EXTRACTED INFORMATION:
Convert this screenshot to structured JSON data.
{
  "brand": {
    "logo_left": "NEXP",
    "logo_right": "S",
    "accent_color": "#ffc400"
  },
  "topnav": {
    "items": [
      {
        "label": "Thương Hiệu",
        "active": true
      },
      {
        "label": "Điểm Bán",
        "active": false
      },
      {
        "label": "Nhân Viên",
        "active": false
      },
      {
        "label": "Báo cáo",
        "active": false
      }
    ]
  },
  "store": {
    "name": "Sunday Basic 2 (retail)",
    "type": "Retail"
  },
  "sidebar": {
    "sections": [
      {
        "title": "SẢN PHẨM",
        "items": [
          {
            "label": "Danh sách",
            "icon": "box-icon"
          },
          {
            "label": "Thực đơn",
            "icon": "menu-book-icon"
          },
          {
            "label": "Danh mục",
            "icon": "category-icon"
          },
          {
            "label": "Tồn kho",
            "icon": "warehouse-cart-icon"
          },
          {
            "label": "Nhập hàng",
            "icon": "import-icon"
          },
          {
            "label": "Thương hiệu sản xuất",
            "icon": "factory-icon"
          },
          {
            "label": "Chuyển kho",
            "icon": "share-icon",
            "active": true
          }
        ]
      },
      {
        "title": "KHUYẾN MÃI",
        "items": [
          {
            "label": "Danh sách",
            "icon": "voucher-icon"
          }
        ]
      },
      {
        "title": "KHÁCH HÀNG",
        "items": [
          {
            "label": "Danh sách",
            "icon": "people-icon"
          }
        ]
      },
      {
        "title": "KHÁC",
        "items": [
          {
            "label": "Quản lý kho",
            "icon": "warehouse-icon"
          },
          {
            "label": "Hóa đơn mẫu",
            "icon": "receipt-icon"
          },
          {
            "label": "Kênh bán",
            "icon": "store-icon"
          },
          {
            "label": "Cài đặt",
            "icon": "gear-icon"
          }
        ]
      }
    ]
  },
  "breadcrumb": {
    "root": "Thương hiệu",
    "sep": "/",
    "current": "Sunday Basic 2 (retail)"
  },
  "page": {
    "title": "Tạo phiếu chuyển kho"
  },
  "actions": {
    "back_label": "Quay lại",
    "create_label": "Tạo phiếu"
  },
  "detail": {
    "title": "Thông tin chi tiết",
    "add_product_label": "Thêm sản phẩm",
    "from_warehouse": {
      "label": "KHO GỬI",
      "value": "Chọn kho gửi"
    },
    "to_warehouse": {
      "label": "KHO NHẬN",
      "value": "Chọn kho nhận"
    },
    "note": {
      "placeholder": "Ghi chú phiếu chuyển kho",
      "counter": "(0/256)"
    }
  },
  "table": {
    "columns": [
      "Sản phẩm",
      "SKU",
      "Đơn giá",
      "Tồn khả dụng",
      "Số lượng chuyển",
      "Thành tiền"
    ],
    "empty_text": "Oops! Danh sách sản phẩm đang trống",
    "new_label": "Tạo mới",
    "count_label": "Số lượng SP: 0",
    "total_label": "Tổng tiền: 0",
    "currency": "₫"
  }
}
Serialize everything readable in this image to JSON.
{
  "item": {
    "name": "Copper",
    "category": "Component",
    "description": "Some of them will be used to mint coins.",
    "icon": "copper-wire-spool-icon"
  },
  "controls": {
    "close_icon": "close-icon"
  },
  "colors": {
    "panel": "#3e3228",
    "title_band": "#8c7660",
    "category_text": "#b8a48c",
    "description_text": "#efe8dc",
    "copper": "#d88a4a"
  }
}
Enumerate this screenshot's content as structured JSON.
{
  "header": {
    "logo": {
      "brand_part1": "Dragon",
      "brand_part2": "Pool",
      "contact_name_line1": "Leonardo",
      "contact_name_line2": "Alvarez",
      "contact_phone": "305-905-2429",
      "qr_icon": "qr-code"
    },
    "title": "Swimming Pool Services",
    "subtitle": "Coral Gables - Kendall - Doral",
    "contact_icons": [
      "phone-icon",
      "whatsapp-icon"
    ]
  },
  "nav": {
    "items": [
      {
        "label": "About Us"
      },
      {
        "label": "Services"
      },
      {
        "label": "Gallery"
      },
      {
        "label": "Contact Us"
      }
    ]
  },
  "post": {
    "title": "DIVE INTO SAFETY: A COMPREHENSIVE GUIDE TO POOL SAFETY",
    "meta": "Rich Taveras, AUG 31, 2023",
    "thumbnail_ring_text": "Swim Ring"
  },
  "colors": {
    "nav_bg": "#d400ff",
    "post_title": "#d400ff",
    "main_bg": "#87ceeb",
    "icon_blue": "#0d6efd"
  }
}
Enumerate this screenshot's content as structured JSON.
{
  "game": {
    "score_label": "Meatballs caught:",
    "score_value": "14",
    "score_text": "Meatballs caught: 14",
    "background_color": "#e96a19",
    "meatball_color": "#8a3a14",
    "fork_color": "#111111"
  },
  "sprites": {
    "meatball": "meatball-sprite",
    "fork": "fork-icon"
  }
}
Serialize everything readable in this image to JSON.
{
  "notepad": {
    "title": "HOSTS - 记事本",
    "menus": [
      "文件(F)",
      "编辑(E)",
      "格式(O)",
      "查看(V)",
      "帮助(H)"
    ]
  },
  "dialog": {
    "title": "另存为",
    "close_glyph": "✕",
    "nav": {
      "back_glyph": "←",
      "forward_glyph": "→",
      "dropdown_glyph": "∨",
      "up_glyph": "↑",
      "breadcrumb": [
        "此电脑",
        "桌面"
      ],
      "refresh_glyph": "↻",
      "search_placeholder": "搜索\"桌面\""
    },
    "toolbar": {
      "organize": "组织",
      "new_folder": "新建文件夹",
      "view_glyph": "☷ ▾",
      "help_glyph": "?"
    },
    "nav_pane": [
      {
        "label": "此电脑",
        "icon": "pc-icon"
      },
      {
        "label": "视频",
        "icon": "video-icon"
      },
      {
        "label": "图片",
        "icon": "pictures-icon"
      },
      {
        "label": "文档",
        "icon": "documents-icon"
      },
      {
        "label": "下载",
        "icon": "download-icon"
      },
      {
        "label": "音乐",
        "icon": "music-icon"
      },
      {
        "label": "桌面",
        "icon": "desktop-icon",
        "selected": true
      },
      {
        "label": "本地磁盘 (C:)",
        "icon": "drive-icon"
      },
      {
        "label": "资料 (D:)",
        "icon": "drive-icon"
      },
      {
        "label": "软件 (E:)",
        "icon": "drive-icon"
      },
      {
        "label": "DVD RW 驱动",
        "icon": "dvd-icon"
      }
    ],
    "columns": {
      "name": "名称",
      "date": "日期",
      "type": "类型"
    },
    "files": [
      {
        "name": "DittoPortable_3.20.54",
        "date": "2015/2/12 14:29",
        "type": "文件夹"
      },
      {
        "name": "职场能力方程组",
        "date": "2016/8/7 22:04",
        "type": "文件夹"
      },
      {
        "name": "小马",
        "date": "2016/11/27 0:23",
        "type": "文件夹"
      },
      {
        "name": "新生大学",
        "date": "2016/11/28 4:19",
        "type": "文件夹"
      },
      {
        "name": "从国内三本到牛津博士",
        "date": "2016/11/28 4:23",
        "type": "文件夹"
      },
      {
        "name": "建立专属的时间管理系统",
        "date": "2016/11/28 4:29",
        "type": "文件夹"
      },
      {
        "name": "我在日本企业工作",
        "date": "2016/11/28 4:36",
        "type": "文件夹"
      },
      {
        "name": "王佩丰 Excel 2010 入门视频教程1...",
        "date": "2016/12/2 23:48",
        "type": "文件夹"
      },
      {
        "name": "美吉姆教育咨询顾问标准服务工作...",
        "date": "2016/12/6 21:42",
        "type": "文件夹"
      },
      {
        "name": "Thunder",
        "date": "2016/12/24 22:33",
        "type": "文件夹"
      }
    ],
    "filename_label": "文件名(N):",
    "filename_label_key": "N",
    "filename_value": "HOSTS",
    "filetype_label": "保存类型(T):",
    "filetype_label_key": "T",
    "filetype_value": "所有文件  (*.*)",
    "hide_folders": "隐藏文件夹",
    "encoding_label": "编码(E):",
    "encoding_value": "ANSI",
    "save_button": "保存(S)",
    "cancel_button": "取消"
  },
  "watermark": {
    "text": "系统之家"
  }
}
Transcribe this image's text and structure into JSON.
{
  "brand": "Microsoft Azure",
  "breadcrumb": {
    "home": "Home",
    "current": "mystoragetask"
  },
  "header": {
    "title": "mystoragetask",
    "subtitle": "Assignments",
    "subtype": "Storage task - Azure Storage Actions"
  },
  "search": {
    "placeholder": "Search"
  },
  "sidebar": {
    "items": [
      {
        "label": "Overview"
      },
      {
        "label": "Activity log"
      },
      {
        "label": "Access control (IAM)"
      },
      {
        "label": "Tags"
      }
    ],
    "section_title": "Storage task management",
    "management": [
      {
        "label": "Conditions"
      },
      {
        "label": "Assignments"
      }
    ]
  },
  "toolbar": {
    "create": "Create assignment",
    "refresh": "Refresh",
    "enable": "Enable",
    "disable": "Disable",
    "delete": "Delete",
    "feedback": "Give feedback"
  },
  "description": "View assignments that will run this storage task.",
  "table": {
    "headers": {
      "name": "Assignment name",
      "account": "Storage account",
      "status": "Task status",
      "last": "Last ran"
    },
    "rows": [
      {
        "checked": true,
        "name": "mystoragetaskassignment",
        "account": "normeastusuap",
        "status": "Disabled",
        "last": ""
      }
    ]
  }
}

INSTRUCTIONS TO FOLLOW:
What needs duplicating is the run of lines from the one containing "Transcribe this image's" through the last line of the entries above, exact and complete.

REPLY TO THE EXERCISE:
Transcribe this image's text and structure into JSON.
{
  "brand": "Microsoft Azure",
  "breadcrumb": {
    "home": "Home",
    "current": "mystoragetask"
  },
  "header": {
    "title": "mystoragetask",
    "subtitle": "Assignments",
    "subtype": "Storage task - Azure Storage Actions"
  },
  "search": {
    "placeholder": "Search"
  },
  "sidebar": {
    "items": [
      {
        "label": "Overview"
      },
      {
        "label": "Activity log"
      },
      {
        "label": "Access control (IAM)"
      },
      {
        "label": "Tags"
      }
    ],
    "section_title": "Storage task management",
    "management": [
      {
        "label": "Conditions"
      },
      {
        "label": "Assignments"
      }
    ]
  },
  "toolbar": {
    "create": "Create assignment",
    "refresh": "Refresh",
    "enable": "Enable",
    "disable": "Disable",
    "delete": "Delete",
    "feedback": "Give feedback"
  },
  "description": "View assignments that will run this storage task.",
  "table": {
    "headers": {
      "name": "Assignment name",
      "account": "Storage account",
      "status": "Task status",
      "last": "Last ran"
    },
    "rows": [
      {
        "checked": true,
        "name": "mystoragetaskassignment",
        "account": "normeastusuap",
        "status": "Disabled",
        "last": ""
      }
    ]
  }
}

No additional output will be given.